Aim: Pick out every line with the word "dans" and copy it.

Records for processing:
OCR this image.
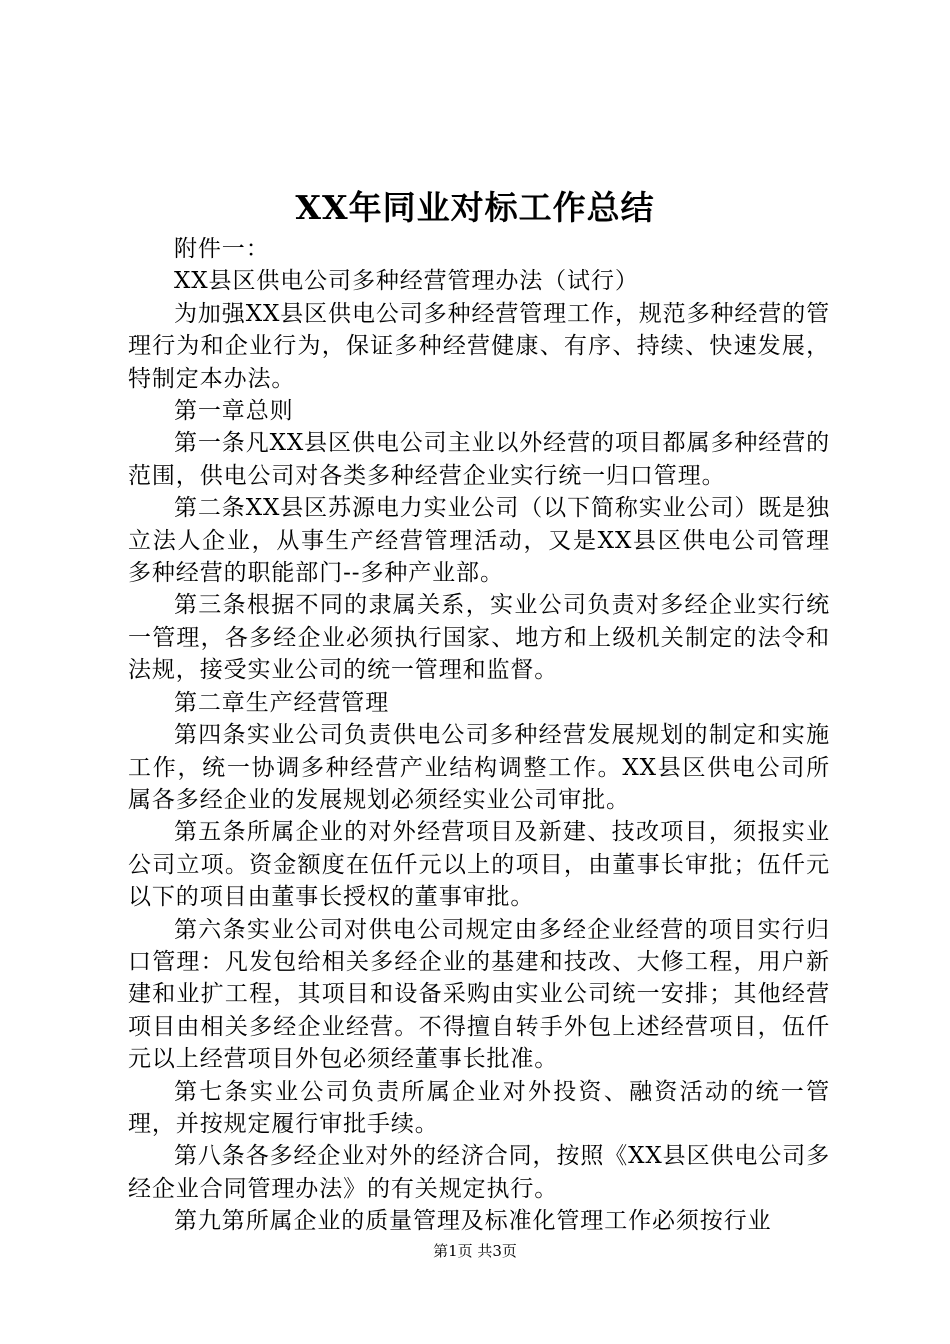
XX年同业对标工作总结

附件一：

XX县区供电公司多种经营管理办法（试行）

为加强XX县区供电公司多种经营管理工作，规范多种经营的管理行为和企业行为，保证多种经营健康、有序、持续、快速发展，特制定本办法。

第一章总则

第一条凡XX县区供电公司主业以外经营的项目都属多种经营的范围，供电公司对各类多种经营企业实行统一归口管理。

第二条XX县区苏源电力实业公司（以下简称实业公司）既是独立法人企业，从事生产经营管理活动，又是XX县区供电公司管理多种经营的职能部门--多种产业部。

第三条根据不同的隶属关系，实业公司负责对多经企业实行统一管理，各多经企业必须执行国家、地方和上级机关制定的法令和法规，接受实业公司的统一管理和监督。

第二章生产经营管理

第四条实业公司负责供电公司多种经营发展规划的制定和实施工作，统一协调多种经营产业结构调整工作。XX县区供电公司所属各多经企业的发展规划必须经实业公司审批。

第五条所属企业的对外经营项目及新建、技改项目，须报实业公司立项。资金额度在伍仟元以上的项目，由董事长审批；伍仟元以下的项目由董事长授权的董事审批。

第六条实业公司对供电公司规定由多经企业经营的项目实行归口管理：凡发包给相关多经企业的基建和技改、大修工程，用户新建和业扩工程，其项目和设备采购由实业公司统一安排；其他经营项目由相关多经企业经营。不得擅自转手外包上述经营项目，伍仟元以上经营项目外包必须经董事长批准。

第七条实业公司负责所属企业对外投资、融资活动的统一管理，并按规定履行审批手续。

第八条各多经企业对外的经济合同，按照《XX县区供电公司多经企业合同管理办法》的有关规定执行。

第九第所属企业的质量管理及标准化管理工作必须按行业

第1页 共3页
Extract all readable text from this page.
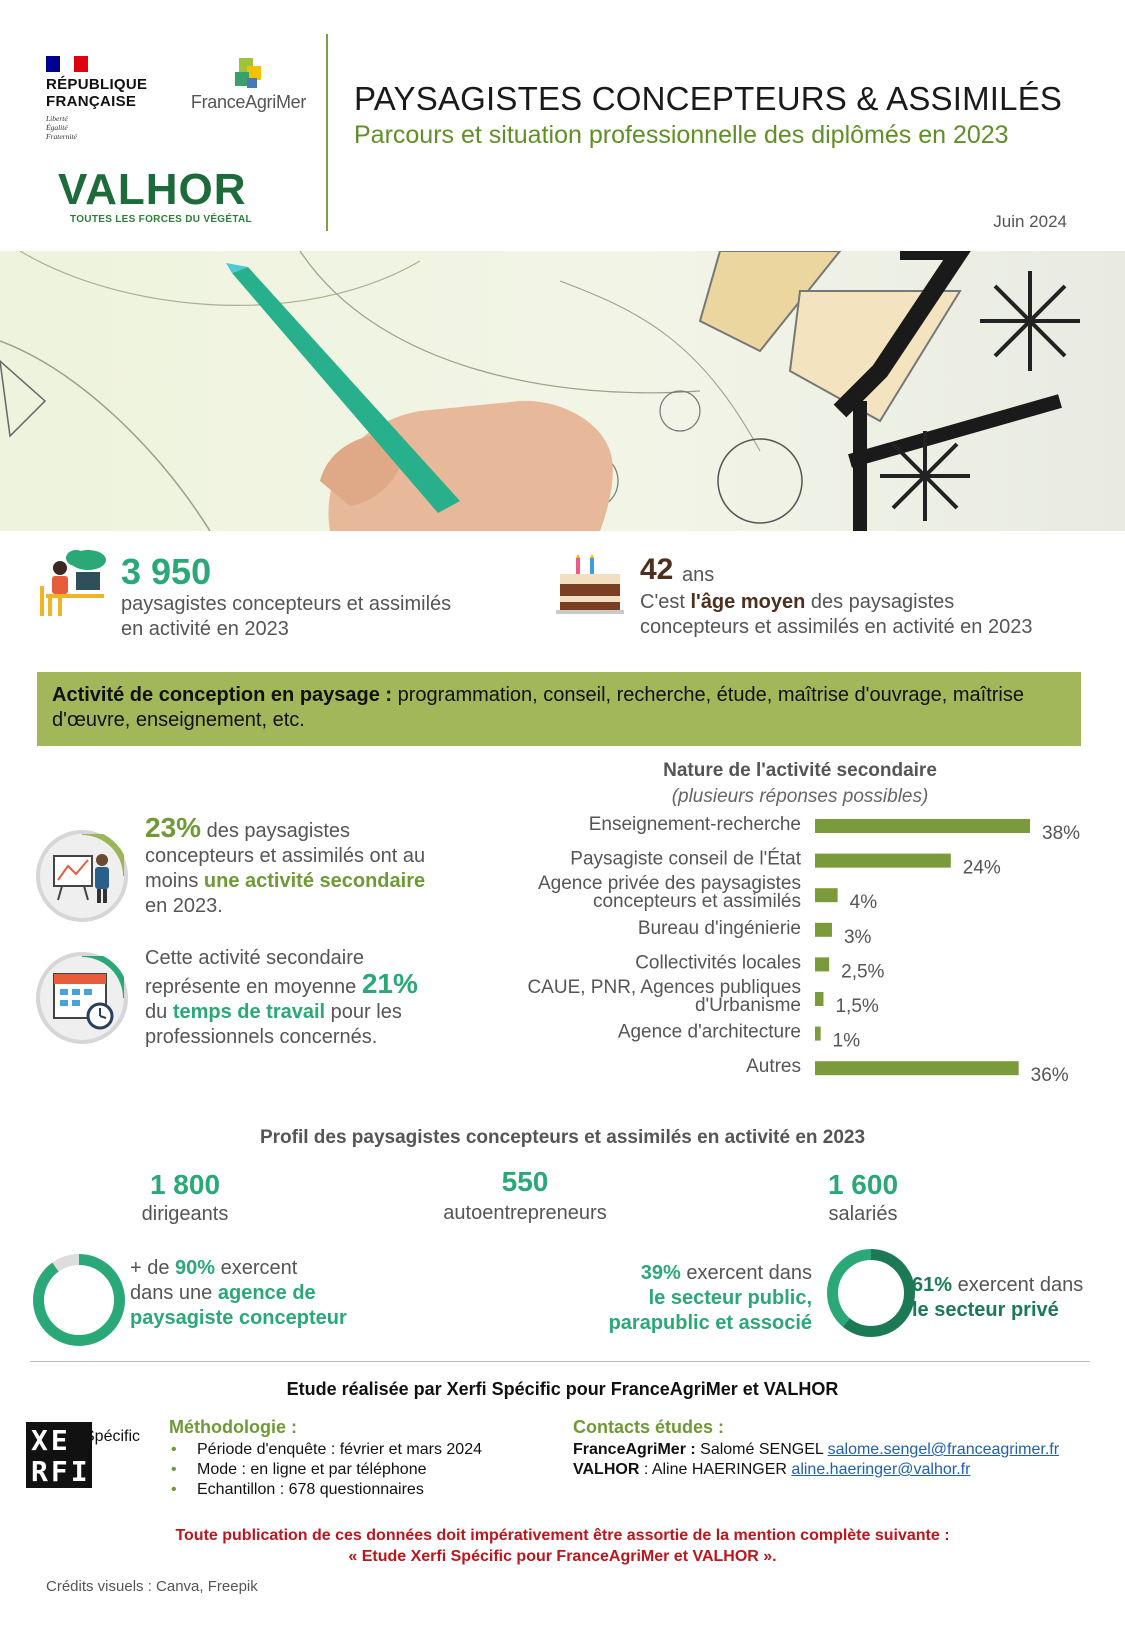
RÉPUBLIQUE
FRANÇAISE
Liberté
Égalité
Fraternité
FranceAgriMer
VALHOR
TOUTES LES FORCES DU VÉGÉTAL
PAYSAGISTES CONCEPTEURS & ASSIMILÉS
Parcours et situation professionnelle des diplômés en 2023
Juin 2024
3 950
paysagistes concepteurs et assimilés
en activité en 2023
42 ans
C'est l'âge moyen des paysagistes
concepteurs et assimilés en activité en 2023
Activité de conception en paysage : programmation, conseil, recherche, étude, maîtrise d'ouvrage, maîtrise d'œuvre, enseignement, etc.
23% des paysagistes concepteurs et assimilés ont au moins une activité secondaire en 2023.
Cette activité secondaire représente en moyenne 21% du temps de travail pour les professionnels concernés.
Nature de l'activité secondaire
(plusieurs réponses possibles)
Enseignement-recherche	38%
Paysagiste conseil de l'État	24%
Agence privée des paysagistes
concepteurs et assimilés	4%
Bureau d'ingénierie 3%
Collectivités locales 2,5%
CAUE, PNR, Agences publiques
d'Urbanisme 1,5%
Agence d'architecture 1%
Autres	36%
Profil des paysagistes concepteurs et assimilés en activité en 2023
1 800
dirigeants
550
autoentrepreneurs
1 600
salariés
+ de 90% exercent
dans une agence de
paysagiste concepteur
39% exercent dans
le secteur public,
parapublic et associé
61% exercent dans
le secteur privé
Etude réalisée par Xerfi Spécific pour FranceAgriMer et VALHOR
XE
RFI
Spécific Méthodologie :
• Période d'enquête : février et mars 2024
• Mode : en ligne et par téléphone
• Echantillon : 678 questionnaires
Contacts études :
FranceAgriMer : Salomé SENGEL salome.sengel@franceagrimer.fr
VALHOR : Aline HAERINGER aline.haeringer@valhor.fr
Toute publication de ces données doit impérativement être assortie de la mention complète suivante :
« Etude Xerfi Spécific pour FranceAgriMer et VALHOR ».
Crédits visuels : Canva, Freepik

---

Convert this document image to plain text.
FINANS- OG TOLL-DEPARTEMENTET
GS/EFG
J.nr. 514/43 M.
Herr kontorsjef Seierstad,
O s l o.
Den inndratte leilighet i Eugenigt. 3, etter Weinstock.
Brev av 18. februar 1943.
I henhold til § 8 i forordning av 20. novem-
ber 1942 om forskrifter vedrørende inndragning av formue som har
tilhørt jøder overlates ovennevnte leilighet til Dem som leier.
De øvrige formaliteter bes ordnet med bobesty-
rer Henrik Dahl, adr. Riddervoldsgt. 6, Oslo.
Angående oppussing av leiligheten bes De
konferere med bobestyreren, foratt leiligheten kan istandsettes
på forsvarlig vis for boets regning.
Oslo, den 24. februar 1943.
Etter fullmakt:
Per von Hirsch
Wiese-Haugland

Answer in full:
dans une agence de
39% exercent dans
61% exercent dans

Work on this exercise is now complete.